* **Set task**: Switch every "column-divider" in the items below to "column-separator" and leave everything else unchanged.

* **Record list**:

┌────────

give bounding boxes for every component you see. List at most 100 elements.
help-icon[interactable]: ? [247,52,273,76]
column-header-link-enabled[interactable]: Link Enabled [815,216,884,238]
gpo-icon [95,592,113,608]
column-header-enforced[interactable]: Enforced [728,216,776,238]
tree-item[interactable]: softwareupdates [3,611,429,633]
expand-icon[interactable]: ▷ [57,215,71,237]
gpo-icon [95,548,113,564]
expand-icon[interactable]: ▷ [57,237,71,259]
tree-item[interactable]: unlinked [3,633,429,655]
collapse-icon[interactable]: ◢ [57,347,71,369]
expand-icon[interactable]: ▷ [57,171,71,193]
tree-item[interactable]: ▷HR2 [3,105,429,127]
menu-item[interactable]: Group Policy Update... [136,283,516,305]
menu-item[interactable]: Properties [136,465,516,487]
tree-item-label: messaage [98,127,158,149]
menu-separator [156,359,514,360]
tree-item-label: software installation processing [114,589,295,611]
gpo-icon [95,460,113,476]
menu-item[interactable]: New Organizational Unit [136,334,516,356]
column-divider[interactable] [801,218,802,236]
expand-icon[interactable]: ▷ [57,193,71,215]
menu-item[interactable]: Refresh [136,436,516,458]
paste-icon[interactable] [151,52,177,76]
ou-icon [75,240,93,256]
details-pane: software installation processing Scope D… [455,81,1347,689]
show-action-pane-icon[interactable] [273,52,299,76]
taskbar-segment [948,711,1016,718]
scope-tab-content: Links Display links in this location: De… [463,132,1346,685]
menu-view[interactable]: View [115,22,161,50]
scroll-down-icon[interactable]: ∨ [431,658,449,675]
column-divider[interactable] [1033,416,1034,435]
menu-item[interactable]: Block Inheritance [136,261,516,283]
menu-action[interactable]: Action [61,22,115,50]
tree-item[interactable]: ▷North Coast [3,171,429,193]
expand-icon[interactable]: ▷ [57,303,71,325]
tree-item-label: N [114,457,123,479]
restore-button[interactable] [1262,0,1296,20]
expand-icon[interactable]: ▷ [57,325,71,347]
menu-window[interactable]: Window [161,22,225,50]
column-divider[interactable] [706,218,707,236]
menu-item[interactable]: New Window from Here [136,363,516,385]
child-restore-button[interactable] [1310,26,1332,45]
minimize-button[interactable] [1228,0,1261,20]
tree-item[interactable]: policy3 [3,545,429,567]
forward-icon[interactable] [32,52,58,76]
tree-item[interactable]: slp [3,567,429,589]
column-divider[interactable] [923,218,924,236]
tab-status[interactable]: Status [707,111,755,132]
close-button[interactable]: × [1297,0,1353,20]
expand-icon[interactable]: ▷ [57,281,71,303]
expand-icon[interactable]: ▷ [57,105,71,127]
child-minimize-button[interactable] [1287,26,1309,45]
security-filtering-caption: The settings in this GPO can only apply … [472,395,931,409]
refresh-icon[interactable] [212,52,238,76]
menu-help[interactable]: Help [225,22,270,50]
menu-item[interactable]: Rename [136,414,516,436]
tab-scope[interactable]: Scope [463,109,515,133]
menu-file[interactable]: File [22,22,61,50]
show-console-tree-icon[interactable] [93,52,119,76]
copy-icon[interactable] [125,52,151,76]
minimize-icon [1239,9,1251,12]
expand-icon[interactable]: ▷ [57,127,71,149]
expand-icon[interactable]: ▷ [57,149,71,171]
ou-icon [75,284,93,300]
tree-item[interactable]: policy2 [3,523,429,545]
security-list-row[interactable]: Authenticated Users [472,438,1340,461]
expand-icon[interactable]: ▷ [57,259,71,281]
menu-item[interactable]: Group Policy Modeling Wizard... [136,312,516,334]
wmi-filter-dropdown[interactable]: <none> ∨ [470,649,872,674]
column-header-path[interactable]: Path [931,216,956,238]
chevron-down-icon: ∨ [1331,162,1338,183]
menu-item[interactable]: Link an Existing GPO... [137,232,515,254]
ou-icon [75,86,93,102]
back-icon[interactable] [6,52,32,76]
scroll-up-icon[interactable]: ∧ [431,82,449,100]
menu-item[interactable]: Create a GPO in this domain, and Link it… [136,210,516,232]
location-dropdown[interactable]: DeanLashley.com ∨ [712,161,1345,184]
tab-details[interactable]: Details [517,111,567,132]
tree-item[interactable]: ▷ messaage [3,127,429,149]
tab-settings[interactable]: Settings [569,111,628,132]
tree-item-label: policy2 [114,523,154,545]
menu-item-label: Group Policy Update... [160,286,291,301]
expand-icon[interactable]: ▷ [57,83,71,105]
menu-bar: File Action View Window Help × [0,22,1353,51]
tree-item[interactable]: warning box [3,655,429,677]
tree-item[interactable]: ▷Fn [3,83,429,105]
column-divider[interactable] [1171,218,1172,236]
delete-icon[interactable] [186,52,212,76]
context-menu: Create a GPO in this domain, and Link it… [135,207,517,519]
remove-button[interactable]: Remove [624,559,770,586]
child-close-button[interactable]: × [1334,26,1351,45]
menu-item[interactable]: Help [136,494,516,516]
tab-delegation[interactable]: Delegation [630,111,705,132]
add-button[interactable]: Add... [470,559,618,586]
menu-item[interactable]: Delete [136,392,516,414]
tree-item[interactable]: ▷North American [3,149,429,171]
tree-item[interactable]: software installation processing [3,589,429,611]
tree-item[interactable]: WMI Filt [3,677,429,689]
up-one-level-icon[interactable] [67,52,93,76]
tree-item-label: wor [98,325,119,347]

└────────

* **Task solution**:
give bounding boxes for every component you see. List at most 100 elements.
help-icon[interactable]: ? [247,52,273,76]
column-header-link-enabled[interactable]: Link Enabled [815,216,884,238]
gpo-icon [95,592,113,608]
column-header-enforced[interactable]: Enforced [728,216,776,238]
tree-item[interactable]: softwareupdates [3,611,429,633]
expand-icon[interactable]: ▷ [57,215,71,237]
gpo-icon [95,548,113,564]
expand-icon[interactable]: ▷ [57,237,71,259]
tree-item[interactable]: unlinked [3,633,429,655]
collapse-icon[interactable]: ◢ [57,347,71,369]
expand-icon[interactable]: ▷ [57,171,71,193]
tree-item[interactable]: ▷HR2 [3,105,429,127]
menu-item[interactable]: Group Policy Update... [136,283,516,305]
menu-item[interactable]: Properties [136,465,516,487]
tree-item-label: messaage [98,127,158,149]
menu-separator [156,359,514,360]
tree-item-label: software installation processing [114,589,295,611]
gpo-icon [95,460,113,476]
menu-item[interactable]: New Organizational Unit [136,334,516,356]
column-separator[interactable] [801,218,802,236]
expand-icon[interactable]: ▷ [57,193,71,215]
menu-item[interactable]: Refresh [136,436,516,458]
paste-icon[interactable] [151,52,177,76]
ou-icon [75,240,93,256]
details-pane: software installation processing Scope D… [455,81,1347,689]
show-action-pane-icon[interactable] [273,52,299,76]
taskbar-segment [948,711,1016,718]
scope-tab-content: Links Display links in this location: De… [463,132,1346,685]
menu-view[interactable]: View [115,22,161,50]
scroll-down-icon[interactable]: ∨ [431,658,449,675]
column-separator[interactable] [1033,416,1034,435]
menu-item[interactable]: Block Inheritance [136,261,516,283]
menu-action[interactable]: Action [61,22,115,50]
tree-item[interactable]: ▷North Coast [3,171,429,193]
expand-icon[interactable]: ▷ [57,303,71,325]
tree-item-label: N [114,457,123,479]
restore-button[interactable] [1262,0,1296,20]
expand-icon[interactable]: ▷ [57,325,71,347]
menu-window[interactable]: Window [161,22,225,50]
column-separator[interactable] [706,218,707,236]
menu-item[interactable]: New Window from Here [136,363,516,385]
child-restore-button[interactable] [1310,26,1332,45]
minimize-button[interactable] [1228,0,1261,20]
tree-item[interactable]: policy3 [3,545,429,567]
forward-icon[interactable] [32,52,58,76]
tree-item[interactable]: slp [3,567,429,589]
column-separator[interactable] [923,218,924,236]
tab-status[interactable]: Status [707,111,755,132]
close-button[interactable]: × [1297,0,1353,20]
expand-icon[interactable]: ▷ [57,281,71,303]
expand-icon[interactable]: ▷ [57,105,71,127]
child-minimize-button[interactable] [1287,26,1309,45]
security-filtering-caption: The settings in this GPO can only apply … [472,395,931,409]
refresh-icon[interactable] [212,52,238,76]
menu-help[interactable]: Help [225,22,270,50]
menu-item[interactable]: Rename [136,414,516,436]
tab-scope[interactable]: Scope [463,109,515,133]
menu-file[interactable]: File [22,22,61,50]
show-console-tree-icon[interactable] [93,52,119,76]
copy-icon[interactable] [125,52,151,76]
minimize-icon [1239,9,1251,12]
expand-icon[interactable]: ▷ [57,127,71,149]
expand-icon[interactable]: ▷ [57,149,71,171]
ou-icon [75,284,93,300]
tree-item[interactable]: policy2 [3,523,429,545]
security-list-row[interactable]: Authenticated Users [472,438,1340,461]
expand-icon[interactable]: ▷ [57,259,71,281]
menu-item[interactable]: Group Policy Modeling Wizard... [136,312,516,334]
wmi-filter-dropdown[interactable]: <none> ∨ [470,649,872,674]
column-header-path[interactable]: Path [931,216,956,238]
chevron-down-icon: ∨ [1331,162,1338,183]
menu-item[interactable]: Link an Existing GPO... [137,232,515,254]
ou-icon [75,86,93,102]
back-icon[interactable] [6,52,32,76]
scroll-up-icon[interactable]: ∧ [431,82,449,100]
menu-item[interactable]: Create a GPO in this domain, and Link it… [136,210,516,232]
location-dropdown[interactable]: DeanLashley.com ∨ [712,161,1345,184]
tab-details[interactable]: Details [517,111,567,132]
tree-item[interactable]: ▷ messaage [3,127,429,149]
tab-settings[interactable]: Settings [569,111,628,132]
tree-item-label: policy2 [114,523,154,545]
menu-item-label: Group Policy Update... [160,286,291,301]
expand-icon[interactable]: ▷ [57,83,71,105]
menu-bar: File Action View Window Help × [0,22,1353,51]
tree-item[interactable]: warning box [3,655,429,677]
tree-item[interactable]: ▷Fn [3,83,429,105]
column-separator[interactable] [1171,218,1172,236]
delete-icon[interactable] [186,52,212,76]
context-menu: Create a GPO in this domain, and Link it… [135,207,517,519]
remove-button[interactable]: Remove [624,559,770,586]
child-close-button[interactable]: × [1334,26,1351,45]
menu-item[interactable]: Help [136,494,516,516]
tab-delegation[interactable]: Delegation [630,111,705,132]
add-button[interactable]: Add... [470,559,618,586]
menu-item[interactable]: Delete [136,392,516,414]
tree-item[interactable]: ▷North American [3,149,429,171]
tree-item[interactable]: software installation processing [3,589,429,611]
tree-item[interactable]: WMI Filt [3,677,429,689]
up-one-level-icon[interactable] [67,52,93,76]
tree-item-label: wor [98,325,119,347]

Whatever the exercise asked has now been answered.